Given exercise:
Write out the listing exactly as it is given.
----
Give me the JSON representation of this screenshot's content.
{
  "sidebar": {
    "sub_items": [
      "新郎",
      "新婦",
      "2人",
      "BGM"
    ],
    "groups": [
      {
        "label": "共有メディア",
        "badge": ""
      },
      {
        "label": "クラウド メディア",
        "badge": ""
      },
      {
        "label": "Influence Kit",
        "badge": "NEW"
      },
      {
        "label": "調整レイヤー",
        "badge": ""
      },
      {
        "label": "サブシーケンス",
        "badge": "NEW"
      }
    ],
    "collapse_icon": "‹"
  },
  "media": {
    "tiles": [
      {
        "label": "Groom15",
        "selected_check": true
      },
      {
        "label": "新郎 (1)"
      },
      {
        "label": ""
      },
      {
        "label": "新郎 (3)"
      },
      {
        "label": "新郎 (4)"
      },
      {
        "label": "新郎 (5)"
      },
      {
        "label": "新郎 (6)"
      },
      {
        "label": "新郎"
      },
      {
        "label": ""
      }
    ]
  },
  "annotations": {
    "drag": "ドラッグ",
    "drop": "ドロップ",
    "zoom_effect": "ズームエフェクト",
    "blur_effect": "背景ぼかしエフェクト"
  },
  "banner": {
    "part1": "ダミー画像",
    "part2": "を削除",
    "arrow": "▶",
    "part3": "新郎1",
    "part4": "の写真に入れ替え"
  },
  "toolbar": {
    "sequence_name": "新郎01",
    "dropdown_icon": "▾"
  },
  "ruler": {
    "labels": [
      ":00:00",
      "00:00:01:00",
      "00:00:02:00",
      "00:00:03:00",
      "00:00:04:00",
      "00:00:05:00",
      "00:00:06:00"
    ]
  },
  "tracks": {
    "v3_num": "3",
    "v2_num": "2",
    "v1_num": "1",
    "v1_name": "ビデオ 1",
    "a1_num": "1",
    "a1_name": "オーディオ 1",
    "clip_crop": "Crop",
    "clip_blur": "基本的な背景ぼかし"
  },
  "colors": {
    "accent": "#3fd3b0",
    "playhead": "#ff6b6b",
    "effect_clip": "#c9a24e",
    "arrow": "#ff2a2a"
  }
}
----
Complete response:
Give me the JSON representation of this screenshot's content.
{
  "sidebar": {
    "sub_items": [
      "新郎",
      "新婦",
      "2人",
      "BGM"
    ],
    "groups": [
      {
        "label": "共有メディア",
        "badge": ""
      },
      {
        "label": "クラウド メディア",
        "badge": ""
      },
      {
        "label": "Influence Kit",
        "badge": "NEW"
      },
      {
        "label": "調整レイヤー",
        "badge": ""
      },
      {
        "label": "サブシーケンス",
        "badge": "NEW"
      }
    ],
    "collapse_icon": "‹"
  },
  "media": {
    "tiles": [
      {
        "label": "Groom15",
        "selected_check": true
      },
      {
        "label": "新郎 (1)"
      },
      {
        "label": ""
      },
      {
        "label": "新郎 (3)"
      },
      {
        "label": "新郎 (4)"
      },
      {
        "label": "新郎 (5)"
      },
      {
        "label": "新郎 (6)"
      },
      {
        "label": "新郎"
      },
      {
        "label": ""
      }
    ]
  },
  "annotations": {
    "drag": "ドラッグ",
    "drop": "ドロップ",
    "zoom_effect": "ズームエフェクト",
    "blur_effect": "背景ぼかしエフェクト"
  },
  "banner": {
    "part1": "ダミー画像",
    "part2": "を削除",
    "arrow": "▶",
    "part3": "新郎1",
    "part4": "の写真に入れ替え"
  },
  "toolbar": {
    "sequence_name": "新郎01",
    "dropdown_icon": "▾"
  },
  "ruler": {
    "labels": [
      ":00:00",
      "00:00:01:00",
      "00:00:02:00",
      "00:00:03:00",
      "00:00:04:00",
      "00:00:05:00",
      "00:00:06:00"
    ]
  },
  "tracks": {
    "v3_num": "3",
    "v2_num": "2",
    "v1_num": "1",
    "v1_name": "ビデオ 1",
    "a1_num": "1",
    "a1_name": "オーディオ 1",
    "clip_crop": "Crop",
    "clip_blur": "基本的な背景ぼかし"
  },
  "colors": {
    "accent": "#3fd3b0",
    "playhead": "#ff6b6b",
    "effect_clip": "#c9a24e",
    "arrow": "#ff2a2a"
  }
}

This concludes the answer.